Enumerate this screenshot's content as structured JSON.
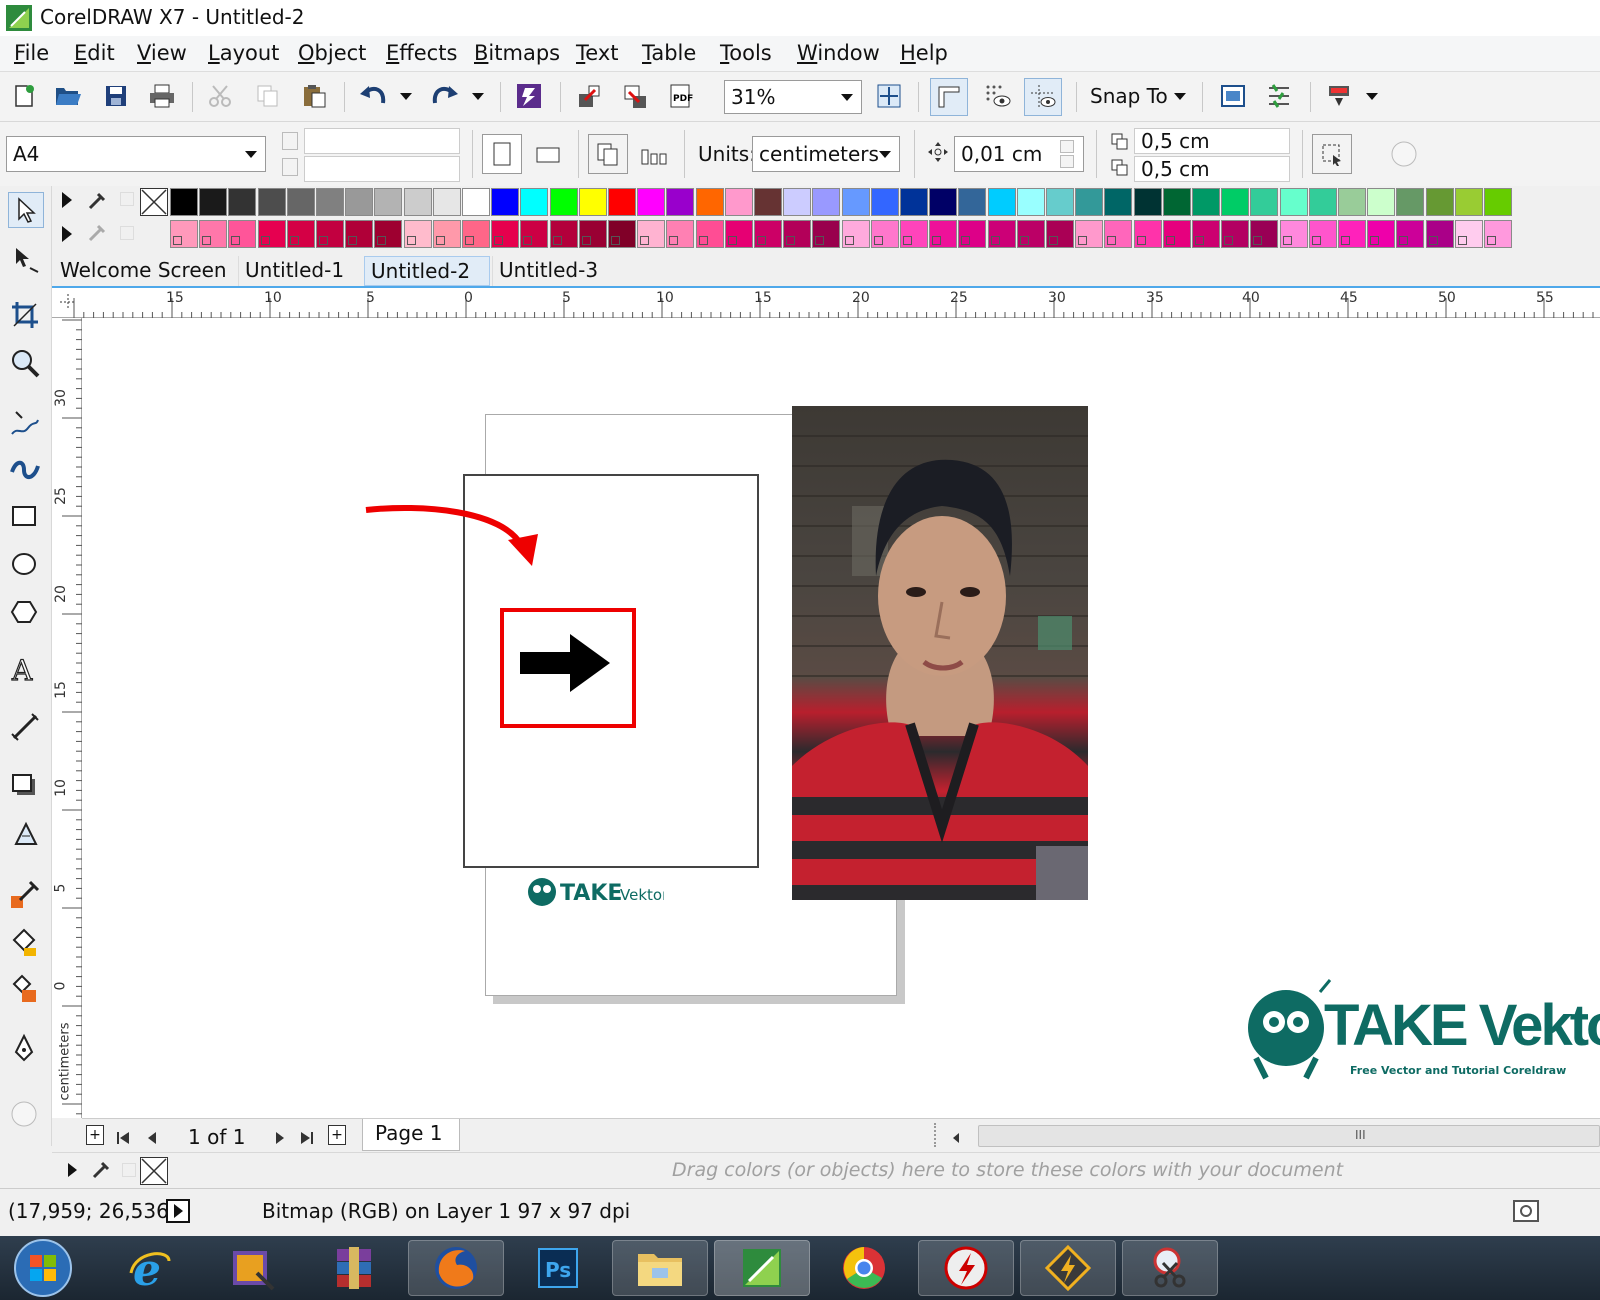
{
  "window": {
    "title": "CorelDRAW X7 - Untitled-2"
  },
  "menu": [
    "File",
    "Edit",
    "View",
    "Layout",
    "Object",
    "Effects",
    "Bitmaps",
    "Text",
    "Table",
    "Tools",
    "Window",
    "Help"
  ],
  "toolbar": {
    "zoom": "31%",
    "snap_label": "Snap To"
  },
  "propertybar": {
    "page_size": "A4",
    "units_label": "Units:",
    "units_value": "centimeters",
    "nudge": "0,01 cm",
    "dup_x": "0,5 cm",
    "dup_y": "0,5 cm"
  },
  "tabs": [
    "Welcome Screen",
    "Untitled-1",
    "Untitled-2",
    "Untitled-3"
  ],
  "active_tab": "Untitled-2",
  "rulers": {
    "horizontal": [
      "15",
      "10",
      "5",
      "0",
      "5",
      "10",
      "15",
      "20",
      "25",
      "30",
      "35",
      "40",
      "45",
      "50",
      "55"
    ],
    "vertical": [
      "30",
      "25",
      "20",
      "15",
      "10",
      "5",
      "0"
    ],
    "units_label": "centimeters"
  },
  "watermark": {
    "brand": "TAKE Vektor",
    "tagline": "Free Vector and Tutorial Coreldraw"
  },
  "pagebar": {
    "page_count": "1 of 1",
    "page_tab": "Page 1"
  },
  "docpalette_hint": "Drag colors (or objects) here to store these colors with your document",
  "status": {
    "coords": "(17,959; 26,536 )",
    "info": "Bitmap (RGB) on Layer 1 97 x 97 dpi"
  },
  "palette_top": [
    "#000000",
    "#1a1a1a",
    "#333333",
    "#4d4d4d",
    "#666666",
    "#808080",
    "#999999",
    "#b3b3b3",
    "#cccccc",
    "#e6e6e6",
    "#ffffff",
    "#0000ff",
    "#00ffff",
    "#00ff00",
    "#ffff00",
    "#ff0000",
    "#ff00ff",
    "#9900cc",
    "#ff6600",
    "#ff99cc",
    "#663333",
    "#ccccff",
    "#9999ff",
    "#6699ff",
    "#3366ff",
    "#003399",
    "#000066",
    "#336699",
    "#00ccff",
    "#99ffff",
    "#66cccc",
    "#339999",
    "#006666",
    "#003333",
    "#006633",
    "#009966",
    "#00cc66",
    "#33cc99",
    "#66ffcc",
    "#33cc99",
    "#99cc99",
    "#ccffcc",
    "#669966",
    "#669933",
    "#99cc33",
    "#66cc00"
  ],
  "palette_bottom": [
    "#ff99bb",
    "#ff77aa",
    "#ff5599",
    "#e60050",
    "#d40045",
    "#c20040",
    "#b00038",
    "#9e0030",
    "#ffbbcc",
    "#ff99aa",
    "#ff6688",
    "#e6004d",
    "#cc0044",
    "#b3003b",
    "#990033",
    "#800028",
    "#ffb3d1",
    "#ff80b3",
    "#ff4d94",
    "#e60073",
    "#cc0066",
    "#b30059",
    "#99004d",
    "#ffaadd",
    "#ff77cc",
    "#ff44bb",
    "#ee1199",
    "#dd0088",
    "#cc0077",
    "#bb0066",
    "#aa0055",
    "#ff99cc",
    "#ff66bb",
    "#ff33aa",
    "#e6007e",
    "#cc0070",
    "#b30062",
    "#990055",
    "#ff88dd",
    "#ff55cc",
    "#ff22bb",
    "#ee00aa",
    "#cc0099",
    "#aa0088",
    "#ffccee",
    "#ff99dd"
  ]
}
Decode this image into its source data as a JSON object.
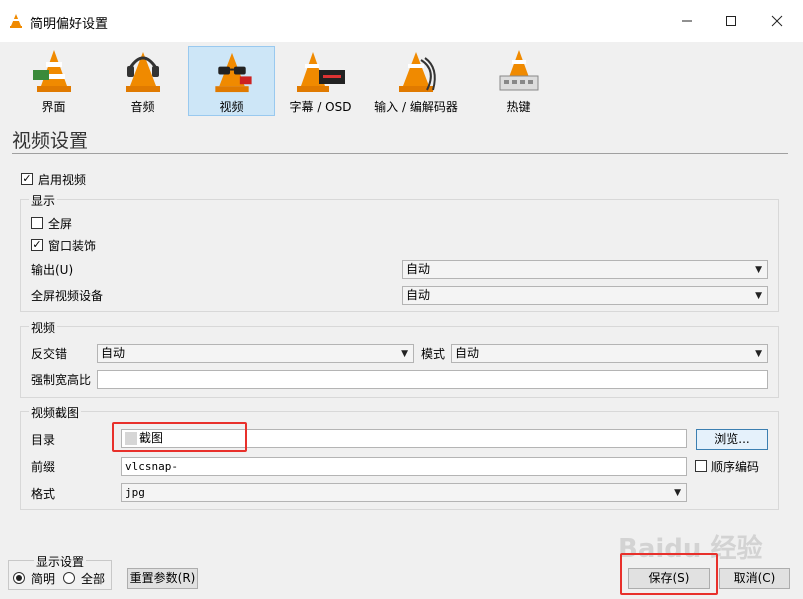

◆ ◆ ◆ ◆

__Problem description__. List all lines above in which the string "centimeters" appears.

__Response__.
    "units_value": "centimeters",
    "units_label": "centimeters"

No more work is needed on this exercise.